EXERCISE DESCRIPTION — Send back the entries below exactly as they appear.

DATA SUPPLIED —

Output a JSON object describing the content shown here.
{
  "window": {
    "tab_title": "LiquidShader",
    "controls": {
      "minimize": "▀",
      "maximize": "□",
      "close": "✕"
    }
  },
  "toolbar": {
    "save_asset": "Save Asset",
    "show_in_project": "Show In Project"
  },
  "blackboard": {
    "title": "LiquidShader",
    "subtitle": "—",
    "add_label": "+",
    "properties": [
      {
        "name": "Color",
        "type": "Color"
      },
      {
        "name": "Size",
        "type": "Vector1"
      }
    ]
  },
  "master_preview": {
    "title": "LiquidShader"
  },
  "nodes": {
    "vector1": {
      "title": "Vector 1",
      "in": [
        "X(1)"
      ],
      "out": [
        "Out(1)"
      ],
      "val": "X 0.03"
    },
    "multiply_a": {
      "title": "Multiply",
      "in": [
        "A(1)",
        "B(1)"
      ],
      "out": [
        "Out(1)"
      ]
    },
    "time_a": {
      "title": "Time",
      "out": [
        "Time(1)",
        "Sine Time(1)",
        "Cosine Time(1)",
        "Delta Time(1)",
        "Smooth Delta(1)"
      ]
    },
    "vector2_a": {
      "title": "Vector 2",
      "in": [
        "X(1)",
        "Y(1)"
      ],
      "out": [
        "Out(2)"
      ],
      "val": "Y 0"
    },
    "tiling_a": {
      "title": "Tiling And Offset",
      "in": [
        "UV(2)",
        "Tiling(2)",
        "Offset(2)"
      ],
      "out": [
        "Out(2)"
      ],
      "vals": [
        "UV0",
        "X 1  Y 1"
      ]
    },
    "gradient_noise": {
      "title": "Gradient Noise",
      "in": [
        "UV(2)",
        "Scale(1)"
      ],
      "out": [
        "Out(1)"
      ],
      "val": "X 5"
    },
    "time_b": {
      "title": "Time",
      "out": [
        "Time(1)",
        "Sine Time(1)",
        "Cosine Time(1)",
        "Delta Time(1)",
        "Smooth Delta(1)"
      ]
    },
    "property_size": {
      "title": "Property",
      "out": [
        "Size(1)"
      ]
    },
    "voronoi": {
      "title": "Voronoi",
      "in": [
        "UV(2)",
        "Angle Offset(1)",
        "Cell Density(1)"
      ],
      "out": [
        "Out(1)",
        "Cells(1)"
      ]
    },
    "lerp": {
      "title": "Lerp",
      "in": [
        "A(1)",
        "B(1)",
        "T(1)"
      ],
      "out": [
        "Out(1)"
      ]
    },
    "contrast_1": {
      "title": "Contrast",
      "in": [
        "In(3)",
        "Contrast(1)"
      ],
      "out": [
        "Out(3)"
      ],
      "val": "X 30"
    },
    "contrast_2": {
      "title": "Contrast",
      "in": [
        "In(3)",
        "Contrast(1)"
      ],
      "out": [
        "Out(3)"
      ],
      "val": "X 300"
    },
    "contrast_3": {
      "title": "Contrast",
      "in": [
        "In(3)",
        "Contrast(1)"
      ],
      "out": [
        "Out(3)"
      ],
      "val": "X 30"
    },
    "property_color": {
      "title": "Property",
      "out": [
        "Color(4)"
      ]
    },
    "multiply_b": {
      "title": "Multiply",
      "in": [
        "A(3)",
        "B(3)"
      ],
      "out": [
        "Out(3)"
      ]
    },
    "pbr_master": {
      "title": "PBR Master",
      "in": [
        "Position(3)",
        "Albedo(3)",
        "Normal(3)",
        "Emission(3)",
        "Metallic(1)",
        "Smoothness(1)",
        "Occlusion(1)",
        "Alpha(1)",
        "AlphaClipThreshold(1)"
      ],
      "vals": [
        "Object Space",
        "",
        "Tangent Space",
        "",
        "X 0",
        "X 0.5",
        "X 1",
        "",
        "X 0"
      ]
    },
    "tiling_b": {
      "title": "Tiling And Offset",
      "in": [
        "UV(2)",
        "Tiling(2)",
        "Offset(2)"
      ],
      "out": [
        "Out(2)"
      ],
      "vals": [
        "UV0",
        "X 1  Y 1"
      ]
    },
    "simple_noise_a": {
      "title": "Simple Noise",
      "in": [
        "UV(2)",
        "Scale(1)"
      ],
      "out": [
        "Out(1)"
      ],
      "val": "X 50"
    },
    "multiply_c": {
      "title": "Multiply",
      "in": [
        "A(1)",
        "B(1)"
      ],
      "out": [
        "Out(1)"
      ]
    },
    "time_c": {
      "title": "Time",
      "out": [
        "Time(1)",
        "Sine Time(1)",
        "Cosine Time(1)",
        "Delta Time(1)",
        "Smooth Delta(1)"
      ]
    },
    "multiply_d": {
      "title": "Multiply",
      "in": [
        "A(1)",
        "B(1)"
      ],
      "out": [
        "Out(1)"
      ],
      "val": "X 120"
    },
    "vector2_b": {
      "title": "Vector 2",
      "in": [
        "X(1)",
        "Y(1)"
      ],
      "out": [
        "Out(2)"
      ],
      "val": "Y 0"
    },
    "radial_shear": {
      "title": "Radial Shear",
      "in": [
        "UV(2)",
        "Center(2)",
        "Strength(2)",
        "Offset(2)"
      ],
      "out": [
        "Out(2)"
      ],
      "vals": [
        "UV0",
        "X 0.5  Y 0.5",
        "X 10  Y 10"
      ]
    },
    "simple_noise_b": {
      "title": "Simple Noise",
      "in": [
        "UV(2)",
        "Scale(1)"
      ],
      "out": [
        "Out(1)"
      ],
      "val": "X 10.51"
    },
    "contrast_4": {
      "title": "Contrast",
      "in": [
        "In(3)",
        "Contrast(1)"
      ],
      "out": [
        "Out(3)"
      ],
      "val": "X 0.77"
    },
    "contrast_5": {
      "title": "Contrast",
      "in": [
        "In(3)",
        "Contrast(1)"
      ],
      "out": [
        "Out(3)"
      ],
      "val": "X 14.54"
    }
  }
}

EXERCISE SOLUTION —
Output a JSON object describing the content shown here.
{
  "window": {
    "tab_title": "LiquidShader",
    "controls": {
      "minimize": "▀",
      "maximize": "□",
      "close": "✕"
    }
  },
  "toolbar": {
    "save_asset": "Save Asset",
    "show_in_project": "Show In Project"
  },
  "blackboard": {
    "title": "LiquidShader",
    "subtitle": "—",
    "add_label": "+",
    "properties": [
      {
        "name": "Color",
        "type": "Color"
      },
      {
        "name": "Size",
        "type": "Vector1"
      }
    ]
  },
  "master_preview": {
    "title": "LiquidShader"
  },
  "nodes": {
    "vector1": {
      "title": "Vector 1",
      "in": [
        "X(1)"
      ],
      "out": [
        "Out(1)"
      ],
      "val": "X 0.03"
    },
    "multiply_a": {
      "title": "Multiply",
      "in": [
        "A(1)",
        "B(1)"
      ],
      "out": [
        "Out(1)"
      ]
    },
    "time_a": {
      "title": "Time",
      "out": [
        "Time(1)",
        "Sine Time(1)",
        "Cosine Time(1)",
        "Delta Time(1)",
        "Smooth Delta(1)"
      ]
    },
    "vector2_a": {
      "title": "Vector 2",
      "in": [
        "X(1)",
        "Y(1)"
      ],
      "out": [
        "Out(2)"
      ],
      "val": "Y 0"
    },
    "tiling_a": {
      "title": "Tiling And Offset",
      "in": [
        "UV(2)",
        "Tiling(2)",
        "Offset(2)"
      ],
      "out": [
        "Out(2)"
      ],
      "vals": [
        "UV0",
        "X 1  Y 1"
      ]
    },
    "gradient_noise": {
      "title": "Gradient Noise",
      "in": [
        "UV(2)",
        "Scale(1)"
      ],
      "out": [
        "Out(1)"
      ],
      "val": "X 5"
    },
    "time_b": {
      "title": "Time",
      "out": [
        "Time(1)",
        "Sine Time(1)",
        "Cosine Time(1)",
        "Delta Time(1)",
        "Smooth Delta(1)"
      ]
    },
    "property_size": {
      "title": "Property",
      "out": [
        "Size(1)"
      ]
    },
    "voronoi": {
      "title": "Voronoi",
      "in": [
        "UV(2)",
        "Angle Offset(1)",
        "Cell Density(1)"
      ],
      "out": [
        "Out(1)",
        "Cells(1)"
      ]
    },
    "lerp": {
      "title": "Lerp",
      "in": [
        "A(1)",
        "B(1)",
        "T(1)"
      ],
      "out": [
        "Out(1)"
      ]
    },
    "contrast_1": {
      "title": "Contrast",
      "in": [
        "In(3)",
        "Contrast(1)"
      ],
      "out": [
        "Out(3)"
      ],
      "val": "X 30"
    },
    "contrast_2": {
      "title": "Contrast",
      "in": [
        "In(3)",
        "Contrast(1)"
      ],
      "out": [
        "Out(3)"
      ],
      "val": "X 300"
    },
    "contrast_3": {
      "title": "Contrast",
      "in": [
        "In(3)",
        "Contrast(1)"
      ],
      "out": [
        "Out(3)"
      ],
      "val": "X 30"
    },
    "property_color": {
      "title": "Property",
      "out": [
        "Color(4)"
      ]
    },
    "multiply_b": {
      "title": "Multiply",
      "in": [
        "A(3)",
        "B(3)"
      ],
      "out": [
        "Out(3)"
      ]
    },
    "pbr_master": {
      "title": "PBR Master",
      "in": [
        "Position(3)",
        "Albedo(3)",
        "Normal(3)",
        "Emission(3)",
        "Metallic(1)",
        "Smoothness(1)",
        "Occlusion(1)",
        "Alpha(1)",
        "AlphaClipThreshold(1)"
      ],
      "vals": [
        "Object Space",
        "",
        "Tangent Space",
        "",
        "X 0",
        "X 0.5",
        "X 1",
        "",
        "X 0"
      ]
    },
    "tiling_b": {
      "title": "Tiling And Offset",
      "in": [
        "UV(2)",
        "Tiling(2)",
        "Offset(2)"
      ],
      "out": [
        "Out(2)"
      ],
      "vals": [
        "UV0",
        "X 1  Y 1"
      ]
    },
    "simple_noise_a": {
      "title": "Simple Noise",
      "in": [
        "UV(2)",
        "Scale(1)"
      ],
      "out": [
        "Out(1)"
      ],
      "val": "X 50"
    },
    "multiply_c": {
      "title": "Multiply",
      "in": [
        "A(1)",
        "B(1)"
      ],
      "out": [
        "Out(1)"
      ]
    },
    "time_c": {
      "title": "Time",
      "out": [
        "Time(1)",
        "Sine Time(1)",
        "Cosine Time(1)",
        "Delta Time(1)",
        "Smooth Delta(1)"
      ]
    },
    "multiply_d": {
      "title": "Multiply",
      "in": [
        "A(1)",
        "B(1)"
      ],
      "out": [
        "Out(1)"
      ],
      "val": "X 120"
    },
    "vector2_b": {
      "title": "Vector 2",
      "in": [
        "X(1)",
        "Y(1)"
      ],
      "out": [
        "Out(2)"
      ],
      "val": "Y 0"
    },
    "radial_shear": {
      "title": "Radial Shear",
      "in": [
        "UV(2)",
        "Center(2)",
        "Strength(2)",
        "Offset(2)"
      ],
      "out": [
        "Out(2)"
      ],
      "vals": [
        "UV0",
        "X 0.5  Y 0.5",
        "X 10  Y 10"
      ]
    },
    "simple_noise_b": {
      "title": "Simple Noise",
      "in": [
        "UV(2)",
        "Scale(1)"
      ],
      "out": [
        "Out(1)"
      ],
      "val": "X 10.51"
    },
    "contrast_4": {
      "title": "Contrast",
      "in": [
        "In(3)",
        "Contrast(1)"
      ],
      "out": [
        "Out(3)"
      ],
      "val": "X 0.77"
    },
    "contrast_5": {
      "title": "Contrast",
      "in": [
        "In(3)",
        "Contrast(1)"
      ],
      "out": [
        "Out(3)"
      ],
      "val": "X 14.54"
    }
  }
}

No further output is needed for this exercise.